◆ Exercise input:

[START]

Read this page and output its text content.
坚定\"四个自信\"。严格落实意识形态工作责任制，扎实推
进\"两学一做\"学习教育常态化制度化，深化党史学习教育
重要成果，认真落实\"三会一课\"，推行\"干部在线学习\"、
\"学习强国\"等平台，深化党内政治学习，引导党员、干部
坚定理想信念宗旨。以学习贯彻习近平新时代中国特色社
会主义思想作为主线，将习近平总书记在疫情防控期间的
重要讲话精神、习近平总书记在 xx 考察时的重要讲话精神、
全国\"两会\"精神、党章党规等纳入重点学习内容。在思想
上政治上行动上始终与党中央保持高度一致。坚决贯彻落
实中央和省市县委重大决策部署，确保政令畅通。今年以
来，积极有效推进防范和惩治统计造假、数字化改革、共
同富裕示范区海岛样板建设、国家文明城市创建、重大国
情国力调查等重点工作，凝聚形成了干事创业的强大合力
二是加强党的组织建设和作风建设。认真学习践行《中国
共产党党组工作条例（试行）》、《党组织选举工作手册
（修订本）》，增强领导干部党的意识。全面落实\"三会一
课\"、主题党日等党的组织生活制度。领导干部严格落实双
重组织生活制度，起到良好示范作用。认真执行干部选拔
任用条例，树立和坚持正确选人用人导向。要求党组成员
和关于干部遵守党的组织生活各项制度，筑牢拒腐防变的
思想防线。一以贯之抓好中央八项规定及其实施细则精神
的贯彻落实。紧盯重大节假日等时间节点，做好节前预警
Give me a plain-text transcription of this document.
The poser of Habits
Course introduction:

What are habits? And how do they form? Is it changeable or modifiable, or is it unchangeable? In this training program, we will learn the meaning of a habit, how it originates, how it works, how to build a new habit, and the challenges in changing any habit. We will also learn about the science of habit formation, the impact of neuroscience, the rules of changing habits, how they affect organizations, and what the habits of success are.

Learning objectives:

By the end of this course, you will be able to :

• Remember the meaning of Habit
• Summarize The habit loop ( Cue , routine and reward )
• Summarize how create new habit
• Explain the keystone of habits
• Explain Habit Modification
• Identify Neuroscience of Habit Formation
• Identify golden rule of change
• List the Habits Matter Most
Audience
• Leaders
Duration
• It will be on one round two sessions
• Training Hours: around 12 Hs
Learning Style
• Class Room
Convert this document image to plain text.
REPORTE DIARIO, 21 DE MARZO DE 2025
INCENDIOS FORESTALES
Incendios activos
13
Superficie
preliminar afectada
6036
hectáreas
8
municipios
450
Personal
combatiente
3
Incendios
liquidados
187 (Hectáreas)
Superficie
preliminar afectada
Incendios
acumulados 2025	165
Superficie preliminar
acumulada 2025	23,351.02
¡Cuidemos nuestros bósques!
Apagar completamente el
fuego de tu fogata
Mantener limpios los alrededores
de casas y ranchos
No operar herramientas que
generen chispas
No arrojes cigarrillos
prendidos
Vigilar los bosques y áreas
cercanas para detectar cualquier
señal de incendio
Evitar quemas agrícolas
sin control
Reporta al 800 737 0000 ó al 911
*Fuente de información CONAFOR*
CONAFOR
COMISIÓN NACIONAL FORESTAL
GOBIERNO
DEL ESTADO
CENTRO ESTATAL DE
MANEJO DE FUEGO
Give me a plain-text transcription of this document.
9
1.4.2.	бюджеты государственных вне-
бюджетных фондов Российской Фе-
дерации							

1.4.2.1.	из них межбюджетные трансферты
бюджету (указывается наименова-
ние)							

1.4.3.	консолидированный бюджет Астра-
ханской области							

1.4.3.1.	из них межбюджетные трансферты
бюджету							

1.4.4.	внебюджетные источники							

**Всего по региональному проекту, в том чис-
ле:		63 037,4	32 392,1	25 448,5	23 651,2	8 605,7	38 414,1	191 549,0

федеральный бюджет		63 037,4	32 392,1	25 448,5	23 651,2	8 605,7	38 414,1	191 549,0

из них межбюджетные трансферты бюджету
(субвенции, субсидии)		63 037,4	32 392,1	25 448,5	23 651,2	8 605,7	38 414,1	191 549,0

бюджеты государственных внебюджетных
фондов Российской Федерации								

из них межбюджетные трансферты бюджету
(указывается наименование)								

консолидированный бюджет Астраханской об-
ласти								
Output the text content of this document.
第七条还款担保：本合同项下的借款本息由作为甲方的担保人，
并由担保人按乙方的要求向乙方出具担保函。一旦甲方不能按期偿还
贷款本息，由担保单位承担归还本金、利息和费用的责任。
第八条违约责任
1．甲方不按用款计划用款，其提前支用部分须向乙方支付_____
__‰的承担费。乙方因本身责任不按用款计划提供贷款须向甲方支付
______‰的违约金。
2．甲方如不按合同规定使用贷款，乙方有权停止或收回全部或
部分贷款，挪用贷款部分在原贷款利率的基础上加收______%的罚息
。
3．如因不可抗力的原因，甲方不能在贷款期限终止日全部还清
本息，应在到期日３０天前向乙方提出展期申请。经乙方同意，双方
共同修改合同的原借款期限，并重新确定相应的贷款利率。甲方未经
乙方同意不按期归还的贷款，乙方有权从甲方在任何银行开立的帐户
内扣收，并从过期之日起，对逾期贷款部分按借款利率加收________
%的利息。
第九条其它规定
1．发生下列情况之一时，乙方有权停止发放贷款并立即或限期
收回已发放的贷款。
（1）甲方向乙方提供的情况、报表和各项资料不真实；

[END]

Go through the entries above and copy every line containing "Identify".

◆ Full response:
• Identify Neuroscience of Habit Formation
• Identify golden rule of change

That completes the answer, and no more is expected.